**EXERCISE DETAILS**
Extract each line containing the string "title".

**DATA SHOWN**
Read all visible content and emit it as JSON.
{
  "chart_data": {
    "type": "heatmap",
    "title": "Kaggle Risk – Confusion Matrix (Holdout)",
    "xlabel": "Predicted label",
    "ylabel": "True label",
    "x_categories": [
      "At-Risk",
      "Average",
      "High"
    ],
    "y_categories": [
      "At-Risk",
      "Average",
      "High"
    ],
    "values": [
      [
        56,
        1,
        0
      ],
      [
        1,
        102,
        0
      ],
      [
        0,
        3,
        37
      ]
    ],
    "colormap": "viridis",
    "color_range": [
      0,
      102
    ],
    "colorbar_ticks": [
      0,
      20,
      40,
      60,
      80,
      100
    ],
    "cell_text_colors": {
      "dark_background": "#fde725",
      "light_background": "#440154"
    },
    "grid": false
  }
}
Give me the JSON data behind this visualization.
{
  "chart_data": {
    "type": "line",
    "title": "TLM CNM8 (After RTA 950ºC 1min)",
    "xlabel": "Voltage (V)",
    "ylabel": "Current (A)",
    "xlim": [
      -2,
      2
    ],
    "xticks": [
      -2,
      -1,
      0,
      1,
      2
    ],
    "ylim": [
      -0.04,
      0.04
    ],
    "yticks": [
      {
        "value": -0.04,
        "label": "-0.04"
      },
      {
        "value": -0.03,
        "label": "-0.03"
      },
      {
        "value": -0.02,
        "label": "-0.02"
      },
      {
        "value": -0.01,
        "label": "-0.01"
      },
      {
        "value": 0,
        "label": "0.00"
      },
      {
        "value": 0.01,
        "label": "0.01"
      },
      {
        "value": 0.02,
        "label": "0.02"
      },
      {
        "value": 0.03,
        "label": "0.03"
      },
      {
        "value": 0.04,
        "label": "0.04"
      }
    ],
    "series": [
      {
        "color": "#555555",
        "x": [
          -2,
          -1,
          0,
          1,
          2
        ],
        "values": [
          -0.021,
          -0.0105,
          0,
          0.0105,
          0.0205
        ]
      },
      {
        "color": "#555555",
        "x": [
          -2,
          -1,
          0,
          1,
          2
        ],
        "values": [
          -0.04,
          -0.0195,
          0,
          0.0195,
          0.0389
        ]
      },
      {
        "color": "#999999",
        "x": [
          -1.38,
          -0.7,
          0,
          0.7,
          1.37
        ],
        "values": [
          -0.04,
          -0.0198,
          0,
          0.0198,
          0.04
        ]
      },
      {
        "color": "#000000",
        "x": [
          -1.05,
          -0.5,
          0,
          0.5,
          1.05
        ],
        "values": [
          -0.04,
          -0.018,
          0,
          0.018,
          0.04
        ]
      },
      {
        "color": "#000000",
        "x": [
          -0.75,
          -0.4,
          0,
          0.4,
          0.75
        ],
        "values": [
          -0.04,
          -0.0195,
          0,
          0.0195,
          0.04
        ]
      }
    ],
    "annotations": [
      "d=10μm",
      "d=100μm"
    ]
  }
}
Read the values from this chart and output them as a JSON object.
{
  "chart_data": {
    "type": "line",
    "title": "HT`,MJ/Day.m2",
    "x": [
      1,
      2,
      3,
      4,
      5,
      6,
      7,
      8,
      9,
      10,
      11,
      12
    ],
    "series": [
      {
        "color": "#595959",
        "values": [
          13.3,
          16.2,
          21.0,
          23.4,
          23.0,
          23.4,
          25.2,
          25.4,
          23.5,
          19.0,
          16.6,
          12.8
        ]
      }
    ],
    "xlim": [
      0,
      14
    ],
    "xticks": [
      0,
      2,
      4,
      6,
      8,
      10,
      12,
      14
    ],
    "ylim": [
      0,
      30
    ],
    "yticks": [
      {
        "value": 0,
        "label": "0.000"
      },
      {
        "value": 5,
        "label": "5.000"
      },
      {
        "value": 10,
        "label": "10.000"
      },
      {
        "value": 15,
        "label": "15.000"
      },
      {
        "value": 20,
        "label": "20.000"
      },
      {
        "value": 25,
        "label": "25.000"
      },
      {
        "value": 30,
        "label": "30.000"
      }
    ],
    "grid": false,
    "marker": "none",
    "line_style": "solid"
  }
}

**TASK OUTPUT**
    "title": "Kaggle Risk – Confusion Matrix (Holdout)",
    "title": "TLM CNM8 (After RTA 950ºC 1min)",
    "title": "HT`,MJ/Day.m2",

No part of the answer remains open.